Retype all of the data. Every line must match exactly.
──────────
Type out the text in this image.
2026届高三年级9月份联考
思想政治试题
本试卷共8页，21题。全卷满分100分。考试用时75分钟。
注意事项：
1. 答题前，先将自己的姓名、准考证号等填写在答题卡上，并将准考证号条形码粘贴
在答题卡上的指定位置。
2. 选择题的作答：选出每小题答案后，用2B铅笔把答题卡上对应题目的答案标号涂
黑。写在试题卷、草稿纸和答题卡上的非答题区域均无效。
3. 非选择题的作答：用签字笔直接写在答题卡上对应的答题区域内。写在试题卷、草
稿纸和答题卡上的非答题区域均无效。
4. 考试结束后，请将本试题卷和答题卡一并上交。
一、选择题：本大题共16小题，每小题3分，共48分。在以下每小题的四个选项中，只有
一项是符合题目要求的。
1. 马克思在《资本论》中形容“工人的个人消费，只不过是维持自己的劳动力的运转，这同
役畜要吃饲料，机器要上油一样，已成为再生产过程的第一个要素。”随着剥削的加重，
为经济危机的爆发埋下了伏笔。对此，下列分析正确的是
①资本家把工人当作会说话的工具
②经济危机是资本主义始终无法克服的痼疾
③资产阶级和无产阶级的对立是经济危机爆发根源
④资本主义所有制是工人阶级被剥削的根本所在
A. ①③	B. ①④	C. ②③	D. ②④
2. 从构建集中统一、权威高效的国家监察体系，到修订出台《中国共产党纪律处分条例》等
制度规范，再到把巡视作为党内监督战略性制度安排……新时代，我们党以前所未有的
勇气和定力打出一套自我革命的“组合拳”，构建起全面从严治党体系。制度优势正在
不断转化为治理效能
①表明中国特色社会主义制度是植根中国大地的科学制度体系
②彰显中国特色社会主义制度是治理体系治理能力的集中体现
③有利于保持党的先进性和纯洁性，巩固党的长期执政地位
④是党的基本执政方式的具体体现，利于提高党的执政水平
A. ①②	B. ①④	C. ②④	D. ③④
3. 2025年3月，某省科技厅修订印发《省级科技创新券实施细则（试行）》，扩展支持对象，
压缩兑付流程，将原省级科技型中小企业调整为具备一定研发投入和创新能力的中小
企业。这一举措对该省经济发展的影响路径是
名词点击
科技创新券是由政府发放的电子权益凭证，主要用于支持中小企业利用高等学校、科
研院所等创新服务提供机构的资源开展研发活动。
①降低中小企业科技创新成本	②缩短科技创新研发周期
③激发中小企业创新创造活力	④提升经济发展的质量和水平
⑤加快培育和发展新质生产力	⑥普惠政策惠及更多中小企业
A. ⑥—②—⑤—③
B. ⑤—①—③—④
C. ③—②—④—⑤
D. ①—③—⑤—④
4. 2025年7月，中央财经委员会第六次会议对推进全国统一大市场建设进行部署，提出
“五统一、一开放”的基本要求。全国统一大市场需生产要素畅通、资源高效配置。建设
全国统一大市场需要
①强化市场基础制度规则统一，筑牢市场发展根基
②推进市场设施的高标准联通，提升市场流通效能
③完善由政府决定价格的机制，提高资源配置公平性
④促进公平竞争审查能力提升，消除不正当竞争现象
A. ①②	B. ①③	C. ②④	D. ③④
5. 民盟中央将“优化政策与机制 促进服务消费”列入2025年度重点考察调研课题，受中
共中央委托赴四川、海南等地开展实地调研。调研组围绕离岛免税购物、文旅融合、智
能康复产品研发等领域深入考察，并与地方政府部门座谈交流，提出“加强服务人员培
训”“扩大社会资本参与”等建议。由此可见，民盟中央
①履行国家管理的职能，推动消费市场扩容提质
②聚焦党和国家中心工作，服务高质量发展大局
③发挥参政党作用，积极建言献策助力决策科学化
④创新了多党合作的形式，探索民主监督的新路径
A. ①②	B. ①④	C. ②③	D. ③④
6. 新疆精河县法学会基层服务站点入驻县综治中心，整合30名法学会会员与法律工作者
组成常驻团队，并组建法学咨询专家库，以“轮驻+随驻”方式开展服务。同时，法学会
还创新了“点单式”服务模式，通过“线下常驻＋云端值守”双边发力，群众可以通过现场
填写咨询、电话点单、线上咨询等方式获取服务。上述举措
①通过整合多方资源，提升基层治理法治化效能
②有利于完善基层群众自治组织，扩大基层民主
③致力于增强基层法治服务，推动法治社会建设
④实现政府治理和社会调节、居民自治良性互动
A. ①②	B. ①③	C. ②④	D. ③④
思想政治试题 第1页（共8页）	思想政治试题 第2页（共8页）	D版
──────────
• _Written reply_
Type out the text in this image.
2026届高三年级9月份联考
思想政治试题
本试卷共8页，21题。全卷满分100分。考试用时75分钟。
注意事项：
1. 答题前，先将自己的姓名、准考证号等填写在答题卡上，并将准考证号条形码粘贴
在答题卡上的指定位置。
2. 选择题的作答：选出每小题答案后，用2B铅笔把答题卡上对应题目的答案标号涂
黑。写在试题卷、草稿纸和答题卡上的非答题区域均无效。
3. 非选择题的作答：用签字笔直接写在答题卡上对应的答题区域内。写在试题卷、草
稿纸和答题卡上的非答题区域均无效。
4. 考试结束后，请将本试题卷和答题卡一并上交。
一、选择题：本大题共16小题，每小题3分，共48分。在以下每小题的四个选项中，只有
一项是符合题目要求的。
1. 马克思在《资本论》中形容“工人的个人消费，只不过是维持自己的劳动力的运转，这同
役畜要吃饲料，机器要上油一样，已成为再生产过程的第一个要素。”随着剥削的加重，
为经济危机的爆发埋下了伏笔。对此，下列分析正确的是
①资本家把工人当作会说话的工具
②经济危机是资本主义始终无法克服的痼疾
③资产阶级和无产阶级的对立是经济危机爆发根源
④资本主义所有制是工人阶级被剥削的根本所在
A. ①③	B. ①④	C. ②③	D. ②④
2. 从构建集中统一、权威高效的国家监察体系，到修订出台《中国共产党纪律处分条例》等
制度规范，再到把巡视作为党内监督战略性制度安排……新时代，我们党以前所未有的
勇气和定力打出一套自我革命的“组合拳”，构建起全面从严治党体系。制度优势正在
不断转化为治理效能
①表明中国特色社会主义制度是植根中国大地的科学制度体系
②彰显中国特色社会主义制度是治理体系治理能力的集中体现
③有利于保持党的先进性和纯洁性，巩固党的长期执政地位
④是党的基本执政方式的具体体现，利于提高党的执政水平
A. ①②	B. ①④	C. ②④	D. ③④
3. 2025年3月，某省科技厅修订印发《省级科技创新券实施细则（试行）》，扩展支持对象，
压缩兑付流程，将原省级科技型中小企业调整为具备一定研发投入和创新能力的中小
企业。这一举措对该省经济发展的影响路径是
名词点击
科技创新券是由政府发放的电子权益凭证，主要用于支持中小企业利用高等学校、科
研院所等创新服务提供机构的资源开展研发活动。
①降低中小企业科技创新成本	②缩短科技创新研发周期
③激发中小企业创新创造活力	④提升经济发展的质量和水平
⑤加快培育和发展新质生产力	⑥普惠政策惠及更多中小企业
A. ⑥—②—⑤—③
B. ⑤—①—③—④
C. ③—②—④—⑤
D. ①—③—⑤—④
4. 2025年7月，中央财经委员会第六次会议对推进全国统一大市场建设进行部署，提出
“五统一、一开放”的基本要求。全国统一大市场需生产要素畅通、资源高效配置。建设
全国统一大市场需要
①强化市场基础制度规则统一，筑牢市场发展根基
②推进市场设施的高标准联通，提升市场流通效能
③完善由政府决定价格的机制，提高资源配置公平性
④促进公平竞争审查能力提升，消除不正当竞争现象
A. ①②	B. ①③	C. ②④	D. ③④
5. 民盟中央将“优化政策与机制 促进服务消费”列入2025年度重点考察调研课题，受中
共中央委托赴四川、海南等地开展实地调研。调研组围绕离岛免税购物、文旅融合、智
能康复产品研发等领域深入考察，并与地方政府部门座谈交流，提出“加强服务人员培
训”“扩大社会资本参与”等建议。由此可见，民盟中央
①履行国家管理的职能，推动消费市场扩容提质
②聚焦党和国家中心工作，服务高质量发展大局
③发挥参政党作用，积极建言献策助力决策科学化
④创新了多党合作的形式，探索民主监督的新路径
A. ①②	B. ①④	C. ②③	D. ③④
6. 新疆精河县法学会基层服务站点入驻县综治中心，整合30名法学会会员与法律工作者
组成常驻团队，并组建法学咨询专家库，以“轮驻+随驻”方式开展服务。同时，法学会
还创新了“点单式”服务模式，通过“线下常驻＋云端值守”双边发力，群众可以通过现场
填写咨询、电话点单、线上咨询等方式获取服务。上述举措
①通过整合多方资源，提升基层治理法治化效能
②有利于完善基层群众自治组织，扩大基层民主
③致力于增强基层法治服务，推动法治社会建设
④实现政府治理和社会调节、居民自治良性互动
A. ①②	B. ①③	C. ②④	D. ③④
思想政治试题 第1页（共8页）	思想政治试题 第2页（共8页）	D版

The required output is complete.